# WRITTEN INSTRUCTION 1
Retype the rows from the line containing "output each element and its [x0,y0,x1,y1]" through the line containing "zeh-house-badge: ZEH Nearly", keeping both of those lines and leaving out the picture.
# WRITTEN INSTRUCTION 2
Continue the text on California's labor and workforce budget after its last sentence.

# SUPPLIED TEXT
────────────────
The biggest chunk of the agency budget supports the Employment Development Department, which under Governor Jerry Brown’s 2012-13 proposed budget receives $14.3 billion ($438.8 million from the General Fund). Unemployment benefit payments were budgeted at $13.2 billion in 2011-12 and $6.9 billion in 2012-13.
To square accounts with the federal government, the governor proposed taking $417 million from the General Fund to make an interest payment on the funds borrowed to pay for the surge of unemployment benefits without interruption during the recession. To pay for that, and to repay money borrowed from the Unemployment Compensation Disability Fund, the governor proposed a surcharge on employers starting January 1, 2013. To reduce the amount of money needed to be paid out, the governor also planned to raise the eligibility requirements to qualify for benefits.
Cutbacks and consolidation would trim the budget for the Unemployment Insurance Appeals Board by $2.6 million in 2012-13.
The governor’s discretionary Workforce Investment Act (WIA) budget is forecast to fall $39.5 million with a decrease in funding by the federal government.
Next biggest spender at the agency is the Department of Industrial Relations, budgeted at $425.1 million ($4.4 million from the General Fund) for 2012-13. Almost 40% of the department’s budget goes to administering workers’ compensation. An increase of $2.3 million is included to expand education and outreach efforts to boost the effectiveness of the labor compliance field staff.
The Agricultural Labor Relations Board, budgeted at $5.4 million for 2012-13, gets an additional $500,000 to reduce a backlog of unfair labor practice cases. The department will make changes to clear these cases more quickly in the future.
Ninety-two percent of the California Workforce Investment Board’s $3.3 million budget comes from the federal government, but the board oversees the local workforce investment boards that receive federal dollars that flow mostly through the EDD. Of the 2008-09 federal appropriation (allocated over two years), California spent $125 million on adult programs: 63% to One-Stop Employment Services, 20% to job training and 17% to administrative/operating expenses. Around $84 million went to similar programs for dislocated workers. A third allocation went to youth programs, whose numbers aren’t broken out in data provided to the Legislature.
The Workforce Investment Act: How Is the Federal Funding Being Spent? (California Senate Office of Research) (pdf)
3-Year Budget (pdf)
2012-13 Governor’s budget, Labor and Workforce Development (pdf)
Hiring Discrimination Protection for the Jobless
California has often been at the forefront of legislation protecting the rights of the individual vs. business. Some legislators and workers’ rights groups want it to take another step in that direction by protecting a new class of worker from discrimination: those who aren’t working at all. AB 1450, introduced in January 2012 by Democratic Assemblyman Michael Allen, would fine employers or employment agencies that refuse to consider out-of-work applicants for openings.
────────────────
# INFORMATION SUPPLIED
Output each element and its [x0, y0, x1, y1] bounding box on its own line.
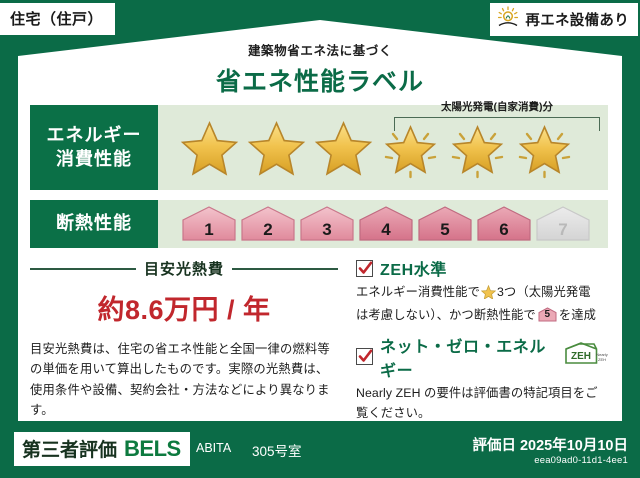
────────────────
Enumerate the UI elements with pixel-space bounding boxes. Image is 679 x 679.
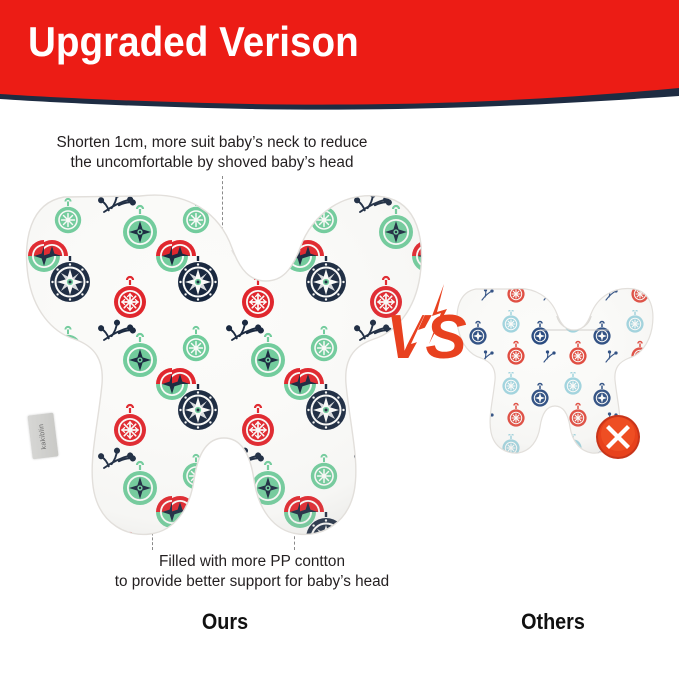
────────────────
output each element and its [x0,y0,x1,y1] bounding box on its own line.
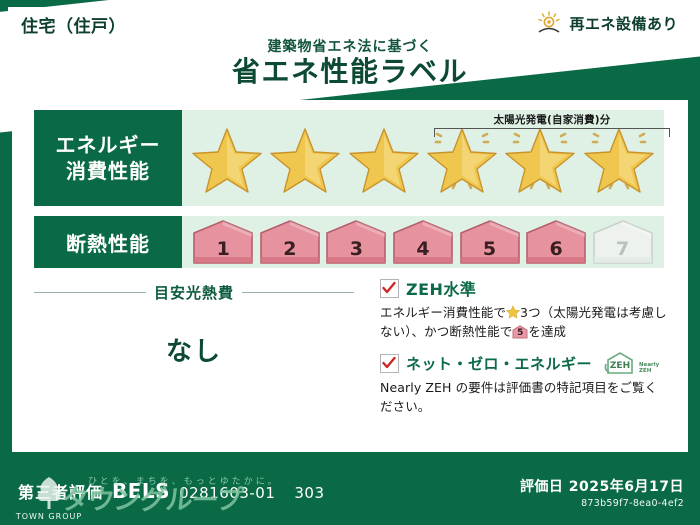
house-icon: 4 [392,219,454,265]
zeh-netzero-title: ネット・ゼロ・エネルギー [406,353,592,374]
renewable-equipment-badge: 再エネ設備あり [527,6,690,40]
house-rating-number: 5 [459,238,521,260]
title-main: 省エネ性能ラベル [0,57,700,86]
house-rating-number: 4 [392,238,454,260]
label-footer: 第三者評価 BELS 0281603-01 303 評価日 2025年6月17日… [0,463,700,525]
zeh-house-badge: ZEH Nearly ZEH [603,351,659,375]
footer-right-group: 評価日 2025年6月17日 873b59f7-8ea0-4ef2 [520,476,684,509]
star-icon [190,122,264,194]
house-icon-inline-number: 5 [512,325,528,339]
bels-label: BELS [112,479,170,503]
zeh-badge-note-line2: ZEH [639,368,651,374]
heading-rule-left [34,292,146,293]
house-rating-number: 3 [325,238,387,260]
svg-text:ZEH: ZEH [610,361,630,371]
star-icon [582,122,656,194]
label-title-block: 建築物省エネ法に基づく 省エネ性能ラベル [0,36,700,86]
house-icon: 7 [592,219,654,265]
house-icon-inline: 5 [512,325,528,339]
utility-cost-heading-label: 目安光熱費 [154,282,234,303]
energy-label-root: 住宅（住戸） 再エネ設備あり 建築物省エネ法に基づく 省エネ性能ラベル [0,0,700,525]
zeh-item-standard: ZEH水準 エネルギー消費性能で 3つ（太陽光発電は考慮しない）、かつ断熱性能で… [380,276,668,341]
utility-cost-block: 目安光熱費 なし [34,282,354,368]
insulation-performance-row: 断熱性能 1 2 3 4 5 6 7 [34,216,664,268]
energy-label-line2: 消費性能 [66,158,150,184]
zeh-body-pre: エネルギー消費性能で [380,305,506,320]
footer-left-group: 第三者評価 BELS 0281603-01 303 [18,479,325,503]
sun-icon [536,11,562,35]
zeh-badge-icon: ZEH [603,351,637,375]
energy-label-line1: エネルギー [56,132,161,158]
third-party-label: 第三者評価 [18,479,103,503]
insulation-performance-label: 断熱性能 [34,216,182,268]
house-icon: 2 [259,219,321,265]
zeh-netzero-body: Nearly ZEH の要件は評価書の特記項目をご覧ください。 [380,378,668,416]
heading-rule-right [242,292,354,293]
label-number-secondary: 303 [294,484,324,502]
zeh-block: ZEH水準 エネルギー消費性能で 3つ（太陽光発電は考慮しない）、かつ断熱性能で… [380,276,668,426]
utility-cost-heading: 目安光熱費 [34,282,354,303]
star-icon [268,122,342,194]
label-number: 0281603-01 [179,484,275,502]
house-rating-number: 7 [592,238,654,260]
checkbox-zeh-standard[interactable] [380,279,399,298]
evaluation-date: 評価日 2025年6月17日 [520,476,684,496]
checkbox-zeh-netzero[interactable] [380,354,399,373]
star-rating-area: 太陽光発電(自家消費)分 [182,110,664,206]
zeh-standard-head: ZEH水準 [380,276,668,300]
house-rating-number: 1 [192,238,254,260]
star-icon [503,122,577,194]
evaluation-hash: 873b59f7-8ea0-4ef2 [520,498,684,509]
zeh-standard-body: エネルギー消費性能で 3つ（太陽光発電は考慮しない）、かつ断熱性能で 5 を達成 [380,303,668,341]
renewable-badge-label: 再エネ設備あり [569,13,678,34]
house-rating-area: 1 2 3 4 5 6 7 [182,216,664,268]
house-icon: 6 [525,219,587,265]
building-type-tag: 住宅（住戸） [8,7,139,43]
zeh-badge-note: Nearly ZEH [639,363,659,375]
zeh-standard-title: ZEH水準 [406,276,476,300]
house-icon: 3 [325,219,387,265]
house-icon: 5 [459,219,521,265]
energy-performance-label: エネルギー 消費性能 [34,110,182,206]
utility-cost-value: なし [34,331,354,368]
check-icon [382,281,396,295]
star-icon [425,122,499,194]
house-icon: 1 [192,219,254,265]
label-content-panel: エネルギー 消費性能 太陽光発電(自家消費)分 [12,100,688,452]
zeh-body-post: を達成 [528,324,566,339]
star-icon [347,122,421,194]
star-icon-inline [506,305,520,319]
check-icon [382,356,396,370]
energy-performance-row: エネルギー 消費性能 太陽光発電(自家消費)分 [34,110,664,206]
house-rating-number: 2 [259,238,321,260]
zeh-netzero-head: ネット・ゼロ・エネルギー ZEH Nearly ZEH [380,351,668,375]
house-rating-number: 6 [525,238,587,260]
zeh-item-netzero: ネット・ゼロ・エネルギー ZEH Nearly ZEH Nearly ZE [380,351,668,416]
────────────────
# WRITTEN ANSWER 1
output each element and its [x0,y0,x1,y1] bounding box on its own line.
house-icon: 4 [392,219,454,265]
zeh-netzero-title: ネット・ゼロ・エネルギー [406,353,592,374]
renewable-equipment-badge: 再エネ設備あり [527,6,690,40]
house-rating-number: 5 [459,238,521,260]
title-main: 省エネ性能ラベル [0,57,700,86]
house-rating-number: 4 [392,238,454,260]
label-footer: 第三者評価 BELS 0281603-01 303 評価日 2025年6月17日… [0,463,700,525]
zeh-house-badge: ZEH Nearly ZEH [603,351,659,375]

# WRITTEN ANSWER 2
An applicant’s employment status would be added to such characteristics as race, gender and religion that are protected criteria in hiring decisions.
“To say that otherwise qualified individuals cannot even apply for a position solely because they are unemployed, particularly in light of the fact that so many of our unemployed workers have been out of work for extended periods of time, is truly unconscionable,” Allen said in a statement released by his office.
But California isn’t alone this time in sticking its neck out to protect a new group of residents. New Jersey enacted such a law in March 2012, and other states debated similar legislation. Congress has introduced HR 2501 in the House and S 1471, two bills that would provide similar protections on a nationwide basis.
A survey of online job postings released in July 2011 by the National Employment Law Project, an advocacy group for the unemployed and low-wage workers, found 125 ads from named companies that required applicants to be employed. Most of those ads said applicants “must be currently employed.”
“These sorts of policies obviously add to the burden of seeking employment and disadvantage those who stopped working because of an injury, a pregnancy, a family emergency, or who were laid off due to the down economy,” wrote Julius Young on the Workers Comp Zone blog.
But opponents to Allen’s bill, mostly business interests, say it intrudes too far into a company’s internal process of evaluating job candidates and their relevant skills, especially in technology-dependent jobs that require skill sets that change rapidly.
Roger Niello, president of the Sacramento Metropolitan Chamber of Commerce, told The Sacramento Bee that barring employers from disqualifying the jobless could tie a company’s hands in the kinds of questions asked during job interviews.
When an applicant’s résumé shows a gap in employment, it is natural to ask why, Niello said. “If that law passed, you’d really be getting into risky territory any time you asked any question like that,” he said.
That concern prompted the California Chamber of Commerce to request a provision to protect employers from being sued.
The law as proposed did not distinguish between those fired for poor performance, for example, and those laid off through no fault of their own, said Jennifer Barrera, the California Chamber’s policy advocate for labor and employment, reported the Riverside Press-Enterprise. “It would prevent an employer from legitimately looking into employment history,” Barrera said.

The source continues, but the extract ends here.